• _Given passage_
— Begin —
Document based modelingAuctions & Bids
In my previous post, we dealt with how to model Auctions and Products, this time, we are going to look at how to model bids.
Before we can do that, we need to figure out how we are going to use them. As I mentioned, I am going to use Ebay as the source for “application mockups”. So I went to Ebay and took a couple of screen shots.
Here is the actual auction page:
And here is the actual bids page.
This tells us several things:
- Bids aren’t really accessed for the main page.
- There is a strong likelihood that the number of bids is going to be small for most items (less than a thousand).
- Even for items with a lot of bids, we only care about the most recent ones for the most part.
— End —
From the post on modeling bids, output the part between "Document based modelingAuctions" and "than a thousand).", inclusive, copied word for word. You won't need the records for this.

Lists of boxed layout items
— Begin —
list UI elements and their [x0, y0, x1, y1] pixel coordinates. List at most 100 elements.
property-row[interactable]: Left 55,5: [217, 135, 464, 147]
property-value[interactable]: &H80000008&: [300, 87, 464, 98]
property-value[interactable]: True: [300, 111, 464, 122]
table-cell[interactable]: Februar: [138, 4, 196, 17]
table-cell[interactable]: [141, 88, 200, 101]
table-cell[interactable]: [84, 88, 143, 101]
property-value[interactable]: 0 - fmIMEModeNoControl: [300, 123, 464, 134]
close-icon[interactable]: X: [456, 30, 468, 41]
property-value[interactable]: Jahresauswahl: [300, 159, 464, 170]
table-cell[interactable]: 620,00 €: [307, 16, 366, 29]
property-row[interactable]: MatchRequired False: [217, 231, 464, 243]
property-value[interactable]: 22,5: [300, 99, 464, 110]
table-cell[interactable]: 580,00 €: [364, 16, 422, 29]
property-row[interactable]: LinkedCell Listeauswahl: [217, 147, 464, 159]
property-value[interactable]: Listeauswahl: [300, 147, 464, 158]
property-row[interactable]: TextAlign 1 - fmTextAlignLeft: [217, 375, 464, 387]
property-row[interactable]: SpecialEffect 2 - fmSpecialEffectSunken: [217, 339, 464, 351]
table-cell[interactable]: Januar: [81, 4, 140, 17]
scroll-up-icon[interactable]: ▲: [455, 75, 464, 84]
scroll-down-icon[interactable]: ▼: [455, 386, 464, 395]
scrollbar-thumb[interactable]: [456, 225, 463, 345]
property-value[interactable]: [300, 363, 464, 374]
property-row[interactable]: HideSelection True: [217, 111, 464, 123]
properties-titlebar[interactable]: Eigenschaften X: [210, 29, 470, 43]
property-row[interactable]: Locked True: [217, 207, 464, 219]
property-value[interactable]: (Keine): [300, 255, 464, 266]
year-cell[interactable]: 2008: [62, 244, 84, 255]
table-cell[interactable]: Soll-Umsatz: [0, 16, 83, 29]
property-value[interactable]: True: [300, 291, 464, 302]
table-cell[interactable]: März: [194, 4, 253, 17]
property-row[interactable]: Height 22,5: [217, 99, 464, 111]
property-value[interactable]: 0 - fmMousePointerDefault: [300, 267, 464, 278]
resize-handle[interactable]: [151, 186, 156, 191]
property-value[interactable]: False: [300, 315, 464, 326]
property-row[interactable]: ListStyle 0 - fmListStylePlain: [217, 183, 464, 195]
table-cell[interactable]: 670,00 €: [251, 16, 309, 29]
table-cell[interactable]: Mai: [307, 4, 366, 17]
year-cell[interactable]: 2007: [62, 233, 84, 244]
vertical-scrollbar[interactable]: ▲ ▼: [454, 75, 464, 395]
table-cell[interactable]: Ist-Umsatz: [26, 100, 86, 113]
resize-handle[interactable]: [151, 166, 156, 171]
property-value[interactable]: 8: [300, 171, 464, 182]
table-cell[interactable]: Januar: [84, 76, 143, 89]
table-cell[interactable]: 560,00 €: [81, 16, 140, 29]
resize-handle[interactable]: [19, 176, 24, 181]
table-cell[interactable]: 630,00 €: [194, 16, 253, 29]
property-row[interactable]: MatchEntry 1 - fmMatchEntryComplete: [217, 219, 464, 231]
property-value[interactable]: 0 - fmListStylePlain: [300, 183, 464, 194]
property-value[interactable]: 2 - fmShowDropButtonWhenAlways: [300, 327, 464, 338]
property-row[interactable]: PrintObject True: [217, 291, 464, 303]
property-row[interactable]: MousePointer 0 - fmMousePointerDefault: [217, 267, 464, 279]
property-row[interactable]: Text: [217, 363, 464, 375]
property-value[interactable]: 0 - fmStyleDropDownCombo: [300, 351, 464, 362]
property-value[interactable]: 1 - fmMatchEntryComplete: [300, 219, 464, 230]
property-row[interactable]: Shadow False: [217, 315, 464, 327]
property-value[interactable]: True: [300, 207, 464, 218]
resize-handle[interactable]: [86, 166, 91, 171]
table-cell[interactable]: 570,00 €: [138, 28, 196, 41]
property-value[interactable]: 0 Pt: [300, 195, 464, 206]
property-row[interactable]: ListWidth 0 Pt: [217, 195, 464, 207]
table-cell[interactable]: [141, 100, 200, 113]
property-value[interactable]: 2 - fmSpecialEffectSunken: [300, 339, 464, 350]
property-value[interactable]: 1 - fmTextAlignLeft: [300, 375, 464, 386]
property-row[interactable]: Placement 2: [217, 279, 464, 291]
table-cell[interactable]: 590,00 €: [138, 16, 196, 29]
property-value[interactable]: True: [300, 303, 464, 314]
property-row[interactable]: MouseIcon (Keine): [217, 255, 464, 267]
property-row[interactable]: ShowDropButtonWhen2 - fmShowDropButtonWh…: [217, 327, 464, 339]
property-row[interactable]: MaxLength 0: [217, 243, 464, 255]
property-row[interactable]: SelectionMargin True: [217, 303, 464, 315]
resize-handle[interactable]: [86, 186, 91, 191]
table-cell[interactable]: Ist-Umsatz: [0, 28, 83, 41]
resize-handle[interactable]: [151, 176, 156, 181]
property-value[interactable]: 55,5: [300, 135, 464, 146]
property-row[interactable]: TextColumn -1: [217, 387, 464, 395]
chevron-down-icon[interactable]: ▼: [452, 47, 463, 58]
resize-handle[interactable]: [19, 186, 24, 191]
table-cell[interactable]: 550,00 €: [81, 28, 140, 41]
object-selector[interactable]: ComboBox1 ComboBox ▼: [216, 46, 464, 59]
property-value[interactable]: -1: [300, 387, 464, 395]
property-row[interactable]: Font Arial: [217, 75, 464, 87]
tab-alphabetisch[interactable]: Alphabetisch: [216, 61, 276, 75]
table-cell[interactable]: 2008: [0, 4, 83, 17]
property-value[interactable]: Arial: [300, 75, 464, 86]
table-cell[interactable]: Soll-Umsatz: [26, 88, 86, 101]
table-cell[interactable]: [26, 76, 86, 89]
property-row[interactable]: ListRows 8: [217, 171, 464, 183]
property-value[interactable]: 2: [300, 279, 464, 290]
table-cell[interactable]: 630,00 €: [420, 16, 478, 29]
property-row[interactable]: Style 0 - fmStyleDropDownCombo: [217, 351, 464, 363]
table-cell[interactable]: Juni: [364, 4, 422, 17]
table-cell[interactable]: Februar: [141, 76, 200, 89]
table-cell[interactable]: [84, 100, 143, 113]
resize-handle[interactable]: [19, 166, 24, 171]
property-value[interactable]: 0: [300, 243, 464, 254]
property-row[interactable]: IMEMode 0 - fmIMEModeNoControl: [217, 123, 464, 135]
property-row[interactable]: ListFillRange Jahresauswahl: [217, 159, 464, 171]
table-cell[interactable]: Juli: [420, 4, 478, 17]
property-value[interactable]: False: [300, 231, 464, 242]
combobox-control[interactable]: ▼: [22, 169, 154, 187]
— End —
• _Exercise result_
Document based modelingAuctions & Bids
In my previous post, we dealt with how to model Auctions and Products, this time, we are going to look at how to model bids.
Before we can do that, we need to figure out how we are going to use them. As I mentioned, I am going to use Ebay as the source for “application mockups”. So I went to Ebay and took a couple of screen shots.
Here is the actual auction page:
And here is the actual bids page.
This tells us several things:
- Bids aren’t really accessed for the main page.
- There is a strong likelihood that the number of bids is going to be small for most items (less than a thousand).